Work required: Locate each line in the records containing "regions". Copy it.

+ + +

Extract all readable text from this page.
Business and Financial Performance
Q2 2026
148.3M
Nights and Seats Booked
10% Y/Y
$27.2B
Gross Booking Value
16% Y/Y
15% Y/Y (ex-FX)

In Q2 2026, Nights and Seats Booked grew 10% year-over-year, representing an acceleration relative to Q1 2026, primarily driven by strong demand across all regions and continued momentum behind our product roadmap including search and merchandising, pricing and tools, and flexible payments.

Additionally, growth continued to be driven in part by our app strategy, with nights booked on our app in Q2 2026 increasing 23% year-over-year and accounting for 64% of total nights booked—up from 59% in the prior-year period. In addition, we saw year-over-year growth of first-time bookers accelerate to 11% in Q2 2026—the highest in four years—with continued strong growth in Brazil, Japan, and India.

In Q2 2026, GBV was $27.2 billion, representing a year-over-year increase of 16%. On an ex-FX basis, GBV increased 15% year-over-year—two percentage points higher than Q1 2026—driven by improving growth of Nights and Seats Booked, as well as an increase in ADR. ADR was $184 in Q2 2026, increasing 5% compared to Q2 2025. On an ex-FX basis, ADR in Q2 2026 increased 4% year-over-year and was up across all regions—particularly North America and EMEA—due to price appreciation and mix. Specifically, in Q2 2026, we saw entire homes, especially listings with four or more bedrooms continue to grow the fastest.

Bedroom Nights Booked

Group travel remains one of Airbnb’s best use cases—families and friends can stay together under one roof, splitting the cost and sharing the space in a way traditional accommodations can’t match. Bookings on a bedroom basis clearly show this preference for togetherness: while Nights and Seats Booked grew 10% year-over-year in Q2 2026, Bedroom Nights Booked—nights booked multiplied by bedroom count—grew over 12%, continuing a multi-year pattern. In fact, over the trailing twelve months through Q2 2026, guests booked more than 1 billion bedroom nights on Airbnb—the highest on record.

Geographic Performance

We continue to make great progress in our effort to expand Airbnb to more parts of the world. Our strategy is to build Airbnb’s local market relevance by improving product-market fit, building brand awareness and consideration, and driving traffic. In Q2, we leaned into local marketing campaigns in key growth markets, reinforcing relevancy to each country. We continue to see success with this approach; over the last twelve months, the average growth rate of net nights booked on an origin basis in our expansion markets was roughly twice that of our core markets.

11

+ + +

Task solution:
In Q2 2026, Nights and Seats Booked grew 10% year-over-year, representing an acceleration relative to Q1 2026, primarily driven by strong demand across all regions and continued momentum behind our product roadmap including search and merchandising, pricing and tools, and flexible payments.
In Q2 2026, GBV was $27.2 billion, representing a year-over-year increase of 16%. On an ex-FX basis, GBV increased 15% year-over-year—two percentage points higher than Q1 2026—driven by improving growth of Nights and Seats Booked, as well as an increase in ADR. ADR was $184 in Q2 2026, increasing 5% compared to Q2 2025. On an ex-FX basis, ADR in Q2 2026 increased 4% year-over-year and was up across all regions—particularly North America and EMEA—due to price appreciation and mix. Specifically, in Q2 2026, we saw entire homes, especially listings with four or more bedrooms continue to grow the fastest.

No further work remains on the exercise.